• [EXERCISE GOAL]:
Set down the whole listing verbatim.
— Begin MATERIAL FOR THIS EXERCISE —
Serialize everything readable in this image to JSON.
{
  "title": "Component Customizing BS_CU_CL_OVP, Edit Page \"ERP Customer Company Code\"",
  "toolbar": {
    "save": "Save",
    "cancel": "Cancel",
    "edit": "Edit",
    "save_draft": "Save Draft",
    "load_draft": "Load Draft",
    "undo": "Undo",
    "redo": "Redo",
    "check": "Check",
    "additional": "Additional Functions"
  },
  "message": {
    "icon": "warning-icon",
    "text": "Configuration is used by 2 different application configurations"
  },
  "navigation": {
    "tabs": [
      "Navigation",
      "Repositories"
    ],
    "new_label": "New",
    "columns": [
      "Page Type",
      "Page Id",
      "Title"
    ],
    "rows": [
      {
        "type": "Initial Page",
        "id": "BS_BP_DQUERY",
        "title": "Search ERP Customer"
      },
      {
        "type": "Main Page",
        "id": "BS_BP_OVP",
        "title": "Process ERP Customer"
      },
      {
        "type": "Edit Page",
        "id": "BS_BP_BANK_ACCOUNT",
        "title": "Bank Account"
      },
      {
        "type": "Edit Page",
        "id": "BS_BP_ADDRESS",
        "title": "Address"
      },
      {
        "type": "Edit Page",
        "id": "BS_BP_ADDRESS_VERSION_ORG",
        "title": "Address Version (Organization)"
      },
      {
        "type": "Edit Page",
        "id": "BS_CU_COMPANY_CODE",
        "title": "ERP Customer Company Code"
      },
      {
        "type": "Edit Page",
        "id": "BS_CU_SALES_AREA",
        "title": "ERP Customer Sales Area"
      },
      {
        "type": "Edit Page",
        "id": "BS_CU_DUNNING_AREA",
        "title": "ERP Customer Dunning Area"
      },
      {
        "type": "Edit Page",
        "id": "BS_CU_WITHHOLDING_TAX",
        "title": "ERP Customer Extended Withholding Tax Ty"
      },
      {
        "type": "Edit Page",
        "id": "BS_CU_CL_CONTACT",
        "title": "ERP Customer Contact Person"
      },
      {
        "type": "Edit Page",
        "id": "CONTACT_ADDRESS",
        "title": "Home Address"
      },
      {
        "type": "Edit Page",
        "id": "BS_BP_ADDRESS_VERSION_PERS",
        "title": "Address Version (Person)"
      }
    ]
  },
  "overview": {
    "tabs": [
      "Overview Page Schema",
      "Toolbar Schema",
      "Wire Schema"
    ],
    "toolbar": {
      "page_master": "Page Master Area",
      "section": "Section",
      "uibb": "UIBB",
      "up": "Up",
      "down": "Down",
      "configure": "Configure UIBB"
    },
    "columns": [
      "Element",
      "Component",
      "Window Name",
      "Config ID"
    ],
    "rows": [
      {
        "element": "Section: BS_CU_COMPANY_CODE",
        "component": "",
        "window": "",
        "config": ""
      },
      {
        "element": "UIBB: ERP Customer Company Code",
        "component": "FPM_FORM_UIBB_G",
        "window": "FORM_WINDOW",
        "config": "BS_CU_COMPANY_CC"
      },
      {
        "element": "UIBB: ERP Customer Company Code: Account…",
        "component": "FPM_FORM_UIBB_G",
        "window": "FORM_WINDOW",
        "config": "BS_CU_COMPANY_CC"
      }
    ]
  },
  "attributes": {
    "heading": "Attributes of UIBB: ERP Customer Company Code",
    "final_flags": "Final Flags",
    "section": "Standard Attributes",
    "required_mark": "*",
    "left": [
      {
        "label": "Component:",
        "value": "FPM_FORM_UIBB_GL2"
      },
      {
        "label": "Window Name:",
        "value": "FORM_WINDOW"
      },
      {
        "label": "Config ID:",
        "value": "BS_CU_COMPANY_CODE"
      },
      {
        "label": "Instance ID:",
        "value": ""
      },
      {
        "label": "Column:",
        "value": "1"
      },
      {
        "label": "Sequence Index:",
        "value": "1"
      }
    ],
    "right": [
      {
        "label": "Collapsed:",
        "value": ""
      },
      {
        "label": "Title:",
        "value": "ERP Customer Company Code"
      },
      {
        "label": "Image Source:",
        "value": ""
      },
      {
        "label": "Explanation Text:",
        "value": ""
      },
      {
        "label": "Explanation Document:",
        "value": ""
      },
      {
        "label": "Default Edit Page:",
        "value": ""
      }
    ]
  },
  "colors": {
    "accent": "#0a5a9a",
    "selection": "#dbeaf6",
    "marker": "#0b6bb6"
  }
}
— End MATERIAL FOR THIS EXERCISE —
• [ANSWER]:
Serialize everything readable in this image to JSON.
{
  "title": "Component Customizing BS_CU_CL_OVP, Edit Page \"ERP Customer Company Code\"",
  "toolbar": {
    "save": "Save",
    "cancel": "Cancel",
    "edit": "Edit",
    "save_draft": "Save Draft",
    "load_draft": "Load Draft",
    "undo": "Undo",
    "redo": "Redo",
    "check": "Check",
    "additional": "Additional Functions"
  },
  "message": {
    "icon": "warning-icon",
    "text": "Configuration is used by 2 different application configurations"
  },
  "navigation": {
    "tabs": [
      "Navigation",
      "Repositories"
    ],
    "new_label": "New",
    "columns": [
      "Page Type",
      "Page Id",
      "Title"
    ],
    "rows": [
      {
        "type": "Initial Page",
        "id": "BS_BP_DQUERY",
        "title": "Search ERP Customer"
      },
      {
        "type": "Main Page",
        "id": "BS_BP_OVP",
        "title": "Process ERP Customer"
      },
      {
        "type": "Edit Page",
        "id": "BS_BP_BANK_ACCOUNT",
        "title": "Bank Account"
      },
      {
        "type": "Edit Page",
        "id": "BS_BP_ADDRESS",
        "title": "Address"
      },
      {
        "type": "Edit Page",
        "id": "BS_BP_ADDRESS_VERSION_ORG",
        "title": "Address Version (Organization)"
      },
      {
        "type": "Edit Page",
        "id": "BS_CU_COMPANY_CODE",
        "title": "ERP Customer Company Code"
      },
      {
        "type": "Edit Page",
        "id": "BS_CU_SALES_AREA",
        "title": "ERP Customer Sales Area"
      },
      {
        "type": "Edit Page",
        "id": "BS_CU_DUNNING_AREA",
        "title": "ERP Customer Dunning Area"
      },
      {
        "type": "Edit Page",
        "id": "BS_CU_WITHHOLDING_TAX",
        "title": "ERP Customer Extended Withholding Tax Ty"
      },
      {
        "type": "Edit Page",
        "id": "BS_CU_CL_CONTACT",
        "title": "ERP Customer Contact Person"
      },
      {
        "type": "Edit Page",
        "id": "CONTACT_ADDRESS",
        "title": "Home Address"
      },
      {
        "type": "Edit Page",
        "id": "BS_BP_ADDRESS_VERSION_PERS",
        "title": "Address Version (Person)"
      }
    ]
  },
  "overview": {
    "tabs": [
      "Overview Page Schema",
      "Toolbar Schema",
      "Wire Schema"
    ],
    "toolbar": {
      "page_master": "Page Master Area",
      "section": "Section",
      "uibb": "UIBB",
      "up": "Up",
      "down": "Down",
      "configure": "Configure UIBB"
    },
    "columns": [
      "Element",
      "Component",
      "Window Name",
      "Config ID"
    ],
    "rows": [
      {
        "element": "Section: BS_CU_COMPANY_CODE",
        "component": "",
        "window": "",
        "config": ""
      },
      {
        "element": "UIBB: ERP Customer Company Code",
        "component": "FPM_FORM_UIBB_G",
        "window": "FORM_WINDOW",
        "config": "BS_CU_COMPANY_CC"
      },
      {
        "element": "UIBB: ERP Customer Company Code: Account…",
        "component": "FPM_FORM_UIBB_G",
        "window": "FORM_WINDOW",
        "config": "BS_CU_COMPANY_CC"
      }
    ]
  },
  "attributes": {
    "heading": "Attributes of UIBB: ERP Customer Company Code",
    "final_flags": "Final Flags",
    "section": "Standard Attributes",
    "required_mark": "*",
    "left": [
      {
        "label": "Component:",
        "value": "FPM_FORM_UIBB_GL2"
      },
      {
        "label": "Window Name:",
        "value": "FORM_WINDOW"
      },
      {
        "label": "Config ID:",
        "value": "BS_CU_COMPANY_CODE"
      },
      {
        "label": "Instance ID:",
        "value": ""
      },
      {
        "label": "Column:",
        "value": "1"
      },
      {
        "label": "Sequence Index:",
        "value": "1"
      }
    ],
    "right": [
      {
        "label": "Collapsed:",
        "value": ""
      },
      {
        "label": "Title:",
        "value": "ERP Customer Company Code"
      },
      {
        "label": "Image Source:",
        "value": ""
      },
      {
        "label": "Explanation Text:",
        "value": ""
      },
      {
        "label": "Explanation Document:",
        "value": ""
      },
      {
        "label": "Default Edit Page:",
        "value": ""
      }
    ]
  },
  "colors": {
    "accent": "#0a5a9a",
    "selection": "#dbeaf6",
    "marker": "#0b6bb6"
  }
}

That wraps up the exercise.